[start Data provided]

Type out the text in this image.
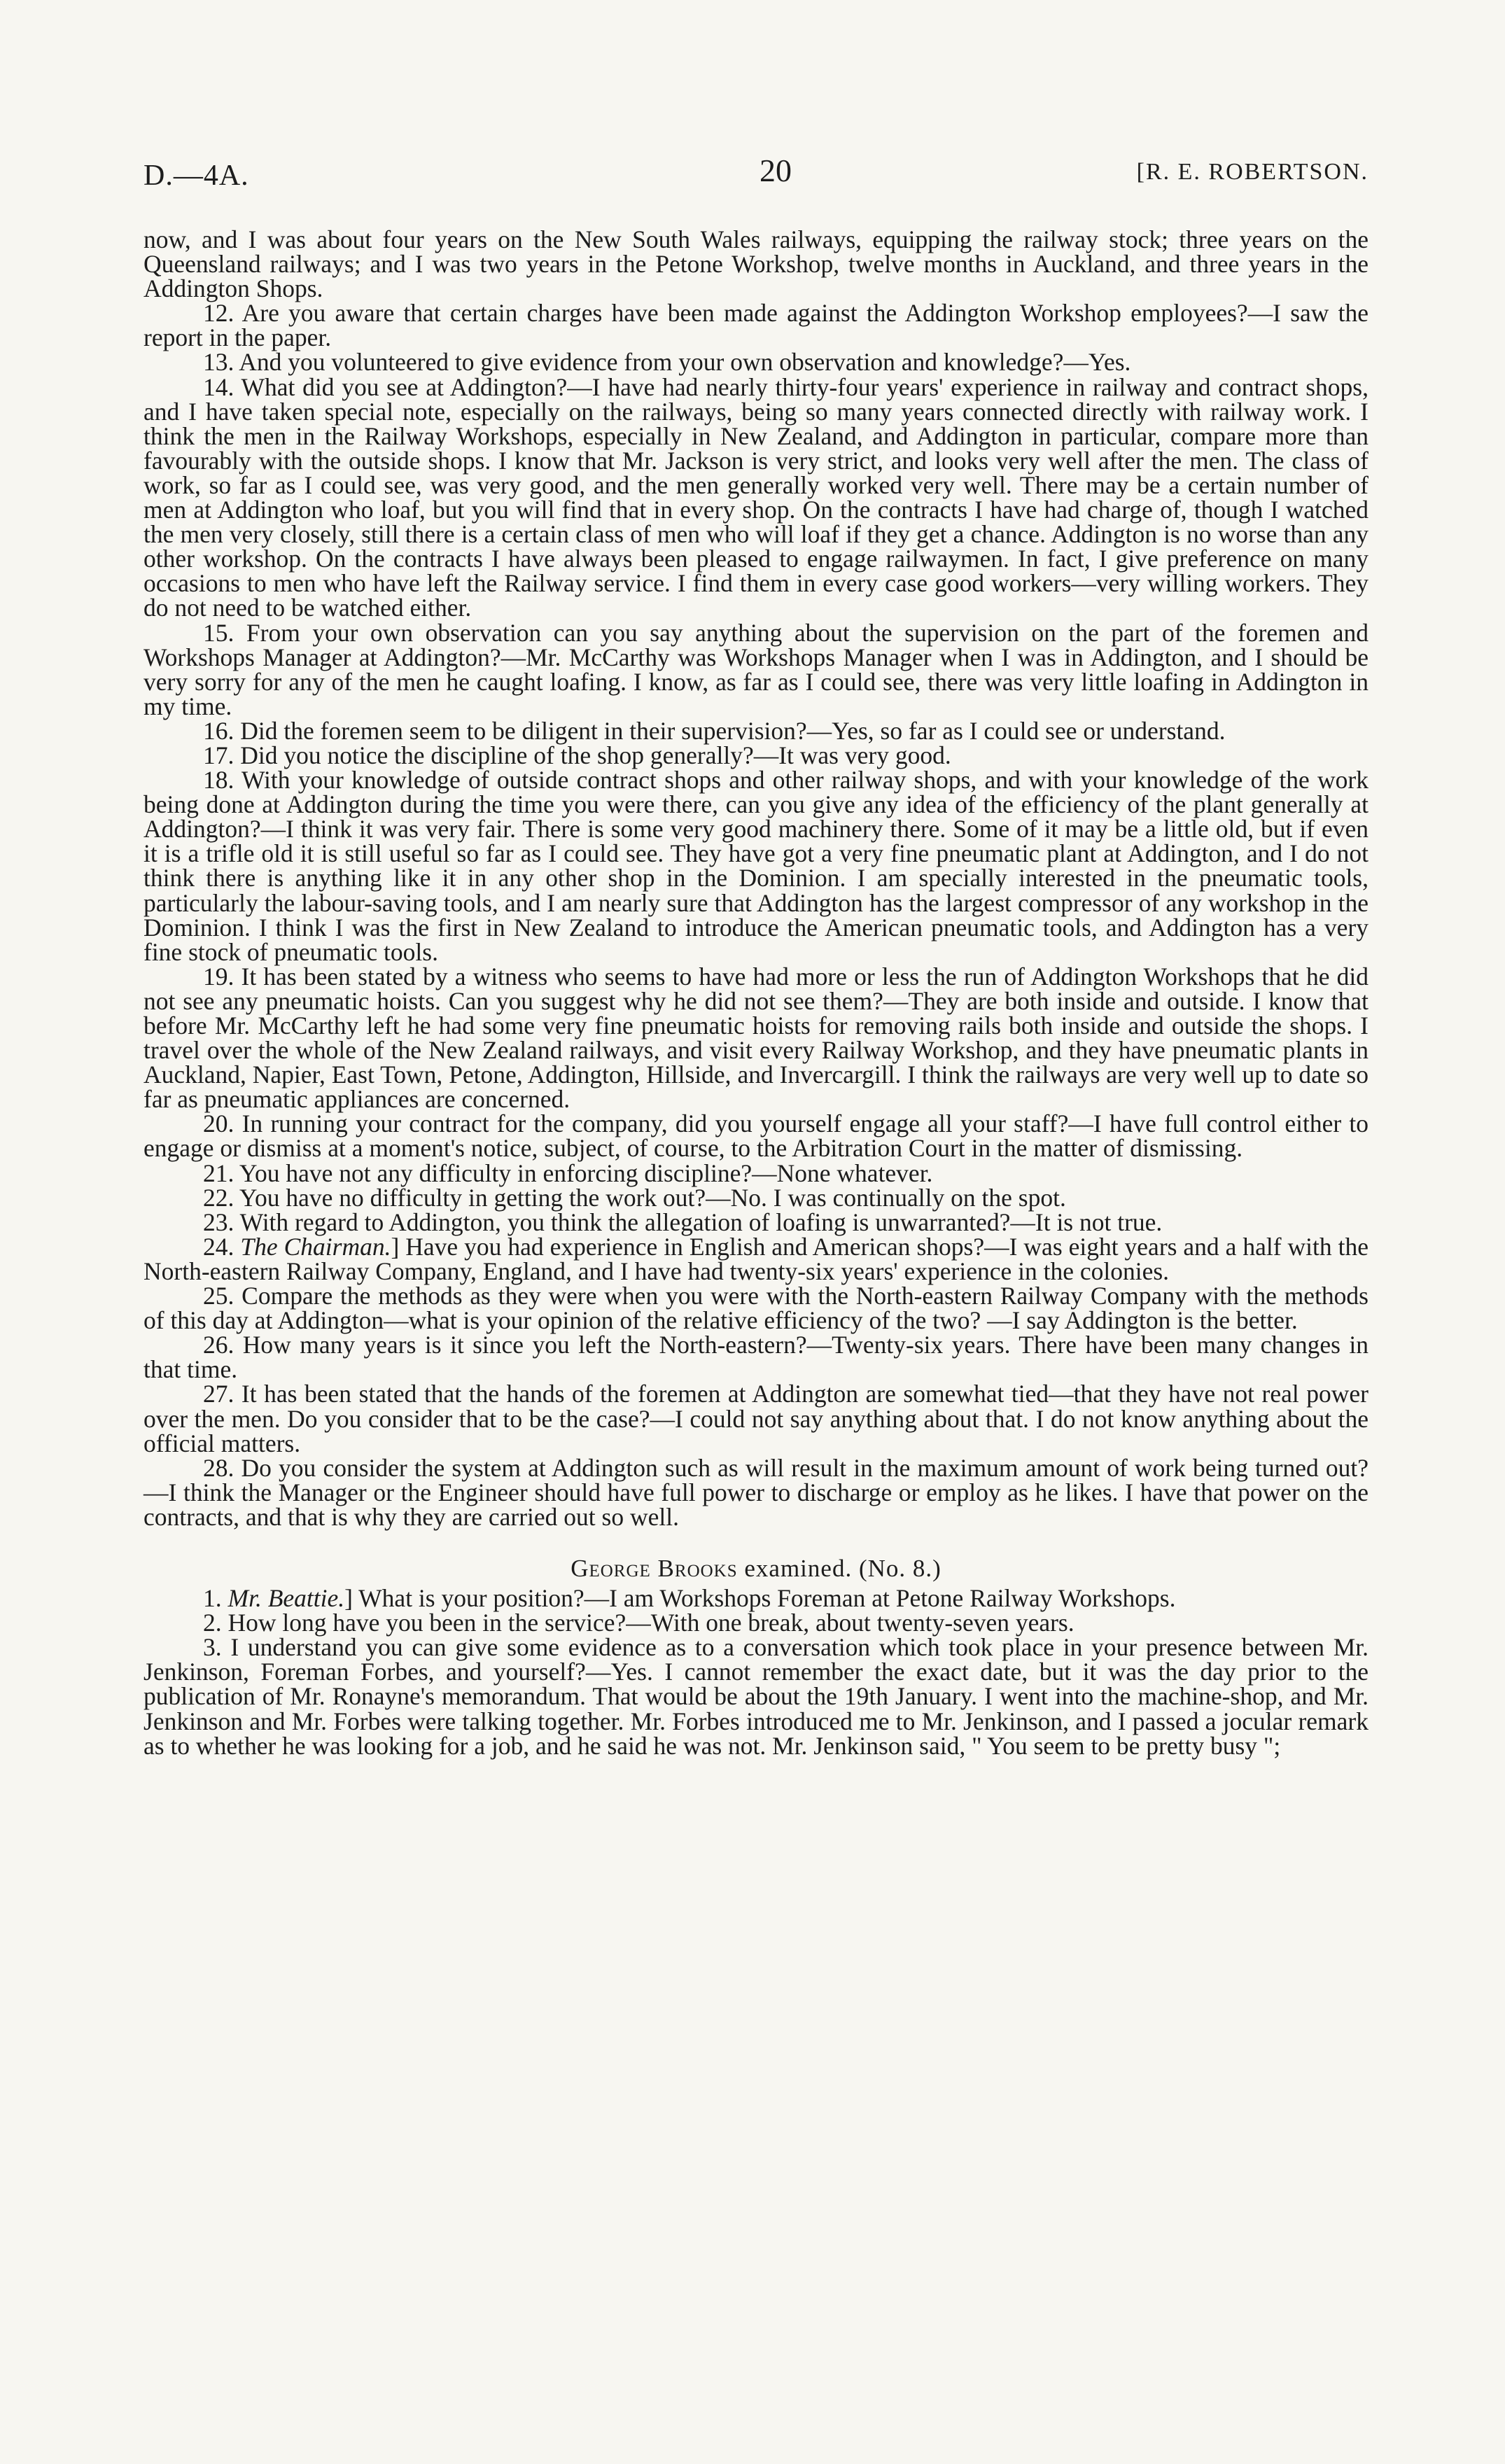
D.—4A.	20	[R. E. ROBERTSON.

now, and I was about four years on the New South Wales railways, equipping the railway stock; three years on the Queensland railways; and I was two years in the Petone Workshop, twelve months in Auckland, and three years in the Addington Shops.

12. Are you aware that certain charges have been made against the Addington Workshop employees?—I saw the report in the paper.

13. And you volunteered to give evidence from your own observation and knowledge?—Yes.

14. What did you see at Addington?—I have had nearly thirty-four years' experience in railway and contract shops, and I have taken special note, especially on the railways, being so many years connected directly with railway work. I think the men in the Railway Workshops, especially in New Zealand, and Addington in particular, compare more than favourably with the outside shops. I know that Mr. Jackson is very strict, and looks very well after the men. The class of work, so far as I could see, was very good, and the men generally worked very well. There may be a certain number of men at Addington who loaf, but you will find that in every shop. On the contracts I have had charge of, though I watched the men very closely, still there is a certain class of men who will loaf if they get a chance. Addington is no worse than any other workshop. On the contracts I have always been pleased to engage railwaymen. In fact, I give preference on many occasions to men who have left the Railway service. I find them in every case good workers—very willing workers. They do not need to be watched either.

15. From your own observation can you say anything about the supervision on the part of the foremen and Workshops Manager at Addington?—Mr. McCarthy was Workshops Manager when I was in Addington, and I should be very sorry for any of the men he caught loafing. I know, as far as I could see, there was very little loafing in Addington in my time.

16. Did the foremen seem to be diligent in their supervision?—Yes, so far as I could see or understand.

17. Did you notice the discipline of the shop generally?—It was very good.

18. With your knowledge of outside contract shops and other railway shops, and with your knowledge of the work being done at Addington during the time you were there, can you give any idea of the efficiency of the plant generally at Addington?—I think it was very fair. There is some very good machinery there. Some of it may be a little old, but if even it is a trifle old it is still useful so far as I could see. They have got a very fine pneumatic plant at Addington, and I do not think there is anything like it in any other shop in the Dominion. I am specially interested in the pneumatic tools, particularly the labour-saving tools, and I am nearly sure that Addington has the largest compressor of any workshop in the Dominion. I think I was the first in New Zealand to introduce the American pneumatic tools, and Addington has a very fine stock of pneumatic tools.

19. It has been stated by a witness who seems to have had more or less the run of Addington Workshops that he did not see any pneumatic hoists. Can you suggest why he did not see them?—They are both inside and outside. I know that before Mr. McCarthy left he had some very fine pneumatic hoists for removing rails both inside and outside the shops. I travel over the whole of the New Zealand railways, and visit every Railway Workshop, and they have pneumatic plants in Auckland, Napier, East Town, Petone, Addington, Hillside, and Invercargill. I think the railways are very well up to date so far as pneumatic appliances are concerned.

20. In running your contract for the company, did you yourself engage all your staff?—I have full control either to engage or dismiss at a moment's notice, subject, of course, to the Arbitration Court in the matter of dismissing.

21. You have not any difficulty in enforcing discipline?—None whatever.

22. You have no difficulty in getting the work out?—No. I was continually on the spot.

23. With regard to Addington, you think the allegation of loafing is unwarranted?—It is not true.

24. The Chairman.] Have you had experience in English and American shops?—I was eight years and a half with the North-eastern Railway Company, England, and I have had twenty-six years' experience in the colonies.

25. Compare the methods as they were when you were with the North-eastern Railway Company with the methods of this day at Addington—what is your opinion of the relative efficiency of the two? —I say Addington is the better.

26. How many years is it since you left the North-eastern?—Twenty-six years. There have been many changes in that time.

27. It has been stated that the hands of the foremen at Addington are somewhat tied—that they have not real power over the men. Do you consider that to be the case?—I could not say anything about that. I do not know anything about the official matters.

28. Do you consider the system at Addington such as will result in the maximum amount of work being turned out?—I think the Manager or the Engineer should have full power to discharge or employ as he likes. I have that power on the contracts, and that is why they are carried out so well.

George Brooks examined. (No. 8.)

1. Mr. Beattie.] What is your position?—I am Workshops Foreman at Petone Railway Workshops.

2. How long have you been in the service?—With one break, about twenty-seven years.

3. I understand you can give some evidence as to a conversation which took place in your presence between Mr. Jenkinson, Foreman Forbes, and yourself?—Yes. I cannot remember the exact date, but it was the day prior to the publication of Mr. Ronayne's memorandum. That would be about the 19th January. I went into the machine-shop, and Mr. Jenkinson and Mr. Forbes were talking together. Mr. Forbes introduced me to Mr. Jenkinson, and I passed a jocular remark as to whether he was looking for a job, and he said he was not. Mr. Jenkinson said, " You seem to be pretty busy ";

[end Data provided]
[start Data provided]

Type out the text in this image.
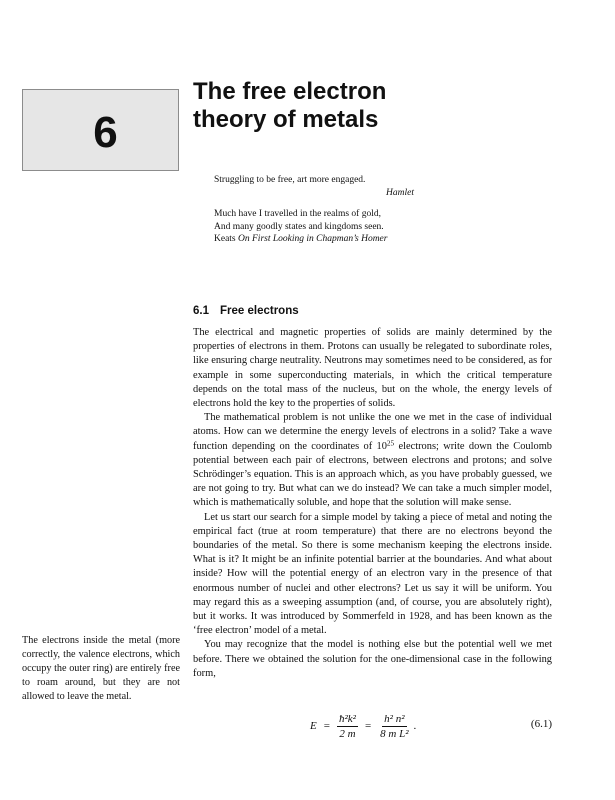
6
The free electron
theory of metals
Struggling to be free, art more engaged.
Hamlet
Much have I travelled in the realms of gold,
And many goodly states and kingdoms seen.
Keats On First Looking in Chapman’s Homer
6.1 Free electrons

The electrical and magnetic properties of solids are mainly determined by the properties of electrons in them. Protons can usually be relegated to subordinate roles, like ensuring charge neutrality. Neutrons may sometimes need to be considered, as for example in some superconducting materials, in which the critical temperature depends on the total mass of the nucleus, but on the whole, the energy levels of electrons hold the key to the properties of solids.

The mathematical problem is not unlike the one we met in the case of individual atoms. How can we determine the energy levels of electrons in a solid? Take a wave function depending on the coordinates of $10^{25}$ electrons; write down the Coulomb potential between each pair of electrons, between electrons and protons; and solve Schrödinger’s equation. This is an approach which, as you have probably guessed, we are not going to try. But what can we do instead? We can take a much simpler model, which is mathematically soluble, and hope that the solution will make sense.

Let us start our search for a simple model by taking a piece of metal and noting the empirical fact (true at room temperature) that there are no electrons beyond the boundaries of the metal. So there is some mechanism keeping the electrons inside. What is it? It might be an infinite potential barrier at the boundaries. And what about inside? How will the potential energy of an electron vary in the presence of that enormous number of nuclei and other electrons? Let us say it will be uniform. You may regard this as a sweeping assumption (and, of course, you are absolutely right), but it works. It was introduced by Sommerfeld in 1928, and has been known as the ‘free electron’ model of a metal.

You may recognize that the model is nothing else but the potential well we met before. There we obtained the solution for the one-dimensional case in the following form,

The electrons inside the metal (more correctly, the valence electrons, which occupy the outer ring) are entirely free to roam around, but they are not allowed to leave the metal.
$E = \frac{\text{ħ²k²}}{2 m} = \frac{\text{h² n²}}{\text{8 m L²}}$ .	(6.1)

[end Data provided]
[start Data provided]

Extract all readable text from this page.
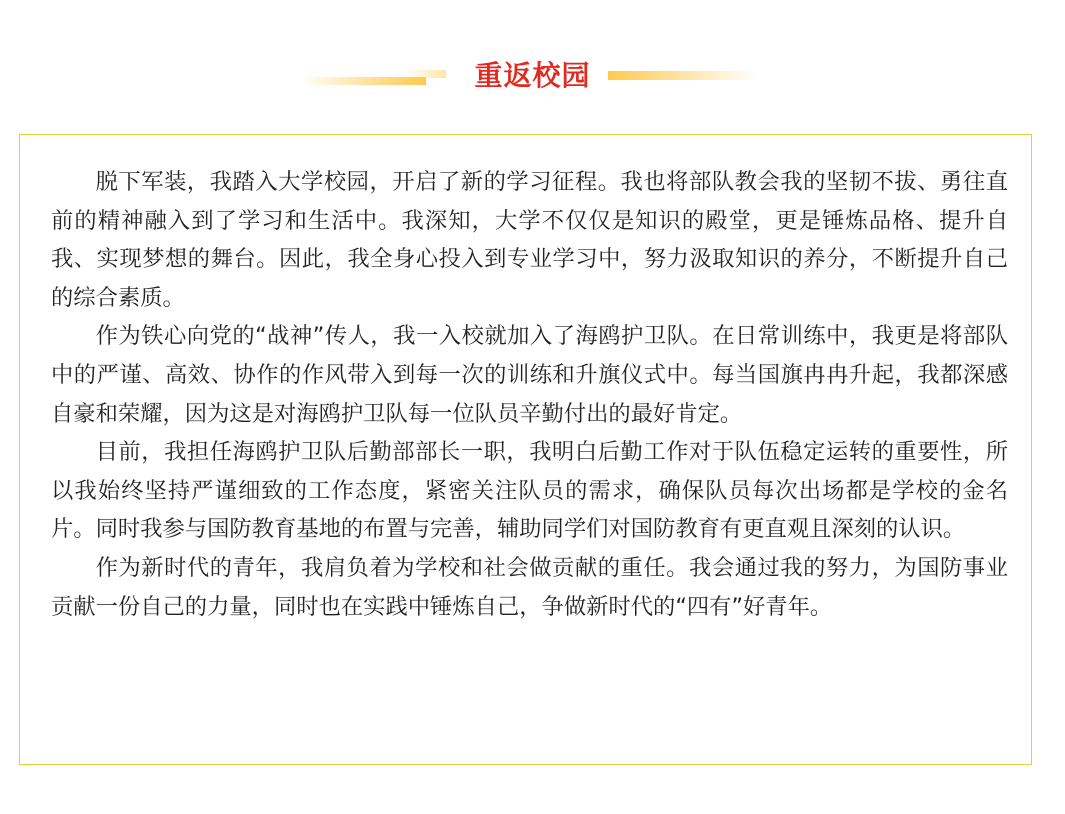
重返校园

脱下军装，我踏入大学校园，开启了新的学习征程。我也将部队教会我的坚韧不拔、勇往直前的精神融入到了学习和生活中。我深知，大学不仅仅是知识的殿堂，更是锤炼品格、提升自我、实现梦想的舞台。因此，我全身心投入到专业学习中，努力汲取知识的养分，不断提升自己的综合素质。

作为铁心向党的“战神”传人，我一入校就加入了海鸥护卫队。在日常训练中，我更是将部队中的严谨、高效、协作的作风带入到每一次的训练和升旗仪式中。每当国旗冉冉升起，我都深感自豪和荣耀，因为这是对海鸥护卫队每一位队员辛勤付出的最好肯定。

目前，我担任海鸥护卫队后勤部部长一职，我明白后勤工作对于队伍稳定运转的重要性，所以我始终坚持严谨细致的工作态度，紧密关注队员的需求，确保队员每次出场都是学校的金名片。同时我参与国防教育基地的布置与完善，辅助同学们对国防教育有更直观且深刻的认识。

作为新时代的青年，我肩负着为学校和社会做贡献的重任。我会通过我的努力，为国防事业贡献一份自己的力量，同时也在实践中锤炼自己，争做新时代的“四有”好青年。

[end Data provided]

* [Exercise goal]: Look through the records and gather each line with the word "McCarthy".

* [Completed exercise]:
15. From your own observation can you say anything about the supervision on the part of the foremen and Workshops Manager at Addington?—Mr. McCarthy was Workshops Manager when I was in Addington, and I should be very sorry for any of the men he caught loafing. I know, as far as I could see, there was very little loafing in Addington in my time.
19. It has been stated by a witness who seems to have had more or less the run of Addington Workshops that he did not see any pneumatic hoists. Can you suggest why he did not see them?—They are both inside and outside. I know that before Mr. McCarthy left he had some very fine pneumatic hoists for removing rails both inside and outside the shops. I travel over the whole of the New Zealand railways, and visit every Railway Workshop, and they have pneumatic plants in Auckland, Napier, East Town, Petone, Addington, Hillside, and Invercargill. I think the railways are very well up to date so far as pneumatic appliances are concerned.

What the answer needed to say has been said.